Extracted records
"""
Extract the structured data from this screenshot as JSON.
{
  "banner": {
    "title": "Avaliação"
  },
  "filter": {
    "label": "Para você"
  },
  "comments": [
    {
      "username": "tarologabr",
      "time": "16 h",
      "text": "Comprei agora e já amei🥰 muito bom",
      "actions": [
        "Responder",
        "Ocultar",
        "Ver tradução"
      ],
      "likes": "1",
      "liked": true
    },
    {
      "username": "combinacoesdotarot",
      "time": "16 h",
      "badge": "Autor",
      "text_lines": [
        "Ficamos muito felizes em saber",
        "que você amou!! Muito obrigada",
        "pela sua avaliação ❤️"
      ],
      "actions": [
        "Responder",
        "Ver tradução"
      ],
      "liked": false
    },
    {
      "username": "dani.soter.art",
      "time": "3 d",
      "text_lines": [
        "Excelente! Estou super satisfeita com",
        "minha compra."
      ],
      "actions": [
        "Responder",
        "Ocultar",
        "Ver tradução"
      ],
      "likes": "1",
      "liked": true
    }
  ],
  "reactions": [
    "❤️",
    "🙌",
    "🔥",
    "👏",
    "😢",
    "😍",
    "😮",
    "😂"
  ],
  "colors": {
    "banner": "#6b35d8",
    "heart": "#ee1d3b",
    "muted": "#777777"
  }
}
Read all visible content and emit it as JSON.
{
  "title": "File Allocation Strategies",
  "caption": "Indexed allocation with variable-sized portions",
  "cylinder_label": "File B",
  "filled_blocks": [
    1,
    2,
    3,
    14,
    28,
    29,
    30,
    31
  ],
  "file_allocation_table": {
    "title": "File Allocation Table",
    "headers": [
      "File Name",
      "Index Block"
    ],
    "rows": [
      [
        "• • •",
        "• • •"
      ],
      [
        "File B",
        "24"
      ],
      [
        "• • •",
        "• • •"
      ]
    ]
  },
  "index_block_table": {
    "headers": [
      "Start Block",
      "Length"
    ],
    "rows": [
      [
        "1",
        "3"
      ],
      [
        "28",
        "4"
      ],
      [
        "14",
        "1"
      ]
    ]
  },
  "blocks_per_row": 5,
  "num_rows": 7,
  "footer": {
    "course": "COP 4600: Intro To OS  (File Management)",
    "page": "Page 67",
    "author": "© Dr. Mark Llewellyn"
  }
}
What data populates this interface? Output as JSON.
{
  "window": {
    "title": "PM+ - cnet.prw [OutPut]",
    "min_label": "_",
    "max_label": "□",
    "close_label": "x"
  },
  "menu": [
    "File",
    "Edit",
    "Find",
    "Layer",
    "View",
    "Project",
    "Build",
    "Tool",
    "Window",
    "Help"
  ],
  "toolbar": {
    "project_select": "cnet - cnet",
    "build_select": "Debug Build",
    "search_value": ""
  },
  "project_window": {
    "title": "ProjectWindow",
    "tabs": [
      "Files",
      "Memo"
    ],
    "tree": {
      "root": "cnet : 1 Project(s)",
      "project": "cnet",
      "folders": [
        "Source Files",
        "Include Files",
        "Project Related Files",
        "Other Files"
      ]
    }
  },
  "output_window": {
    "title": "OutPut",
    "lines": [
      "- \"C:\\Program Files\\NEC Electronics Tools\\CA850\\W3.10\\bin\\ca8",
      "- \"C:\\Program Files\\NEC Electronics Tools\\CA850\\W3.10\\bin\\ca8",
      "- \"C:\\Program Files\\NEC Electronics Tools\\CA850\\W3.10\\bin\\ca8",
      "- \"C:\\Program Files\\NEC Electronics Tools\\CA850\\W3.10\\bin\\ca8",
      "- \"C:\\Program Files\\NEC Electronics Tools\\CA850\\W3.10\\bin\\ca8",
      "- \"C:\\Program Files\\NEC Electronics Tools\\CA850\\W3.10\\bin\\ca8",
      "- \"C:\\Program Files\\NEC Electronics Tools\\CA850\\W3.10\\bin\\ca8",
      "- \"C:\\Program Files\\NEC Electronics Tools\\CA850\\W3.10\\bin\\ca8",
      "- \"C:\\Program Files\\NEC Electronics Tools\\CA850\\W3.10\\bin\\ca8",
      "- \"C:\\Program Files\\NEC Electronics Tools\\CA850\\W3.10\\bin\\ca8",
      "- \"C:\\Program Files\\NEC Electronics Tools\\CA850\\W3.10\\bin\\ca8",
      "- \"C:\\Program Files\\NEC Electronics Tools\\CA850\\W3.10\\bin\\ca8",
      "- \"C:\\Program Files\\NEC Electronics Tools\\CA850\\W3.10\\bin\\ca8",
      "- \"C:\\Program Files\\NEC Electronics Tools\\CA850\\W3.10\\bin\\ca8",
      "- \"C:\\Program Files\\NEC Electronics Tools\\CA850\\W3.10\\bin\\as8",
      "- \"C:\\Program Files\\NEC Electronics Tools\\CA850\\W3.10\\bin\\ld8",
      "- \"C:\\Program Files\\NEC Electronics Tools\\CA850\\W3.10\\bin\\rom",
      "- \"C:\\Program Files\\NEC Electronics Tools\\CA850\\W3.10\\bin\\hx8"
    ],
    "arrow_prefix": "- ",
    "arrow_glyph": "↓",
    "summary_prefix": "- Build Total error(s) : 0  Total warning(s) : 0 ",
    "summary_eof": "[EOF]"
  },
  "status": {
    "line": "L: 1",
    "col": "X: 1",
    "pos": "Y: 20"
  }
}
"""
PROMPT: Scan the listing above and copy all lines containing the word "data".

WRITTEN ANSWER:
Extract the structured data from this screenshot as JSON.
What data populates this interface? Output as JSON.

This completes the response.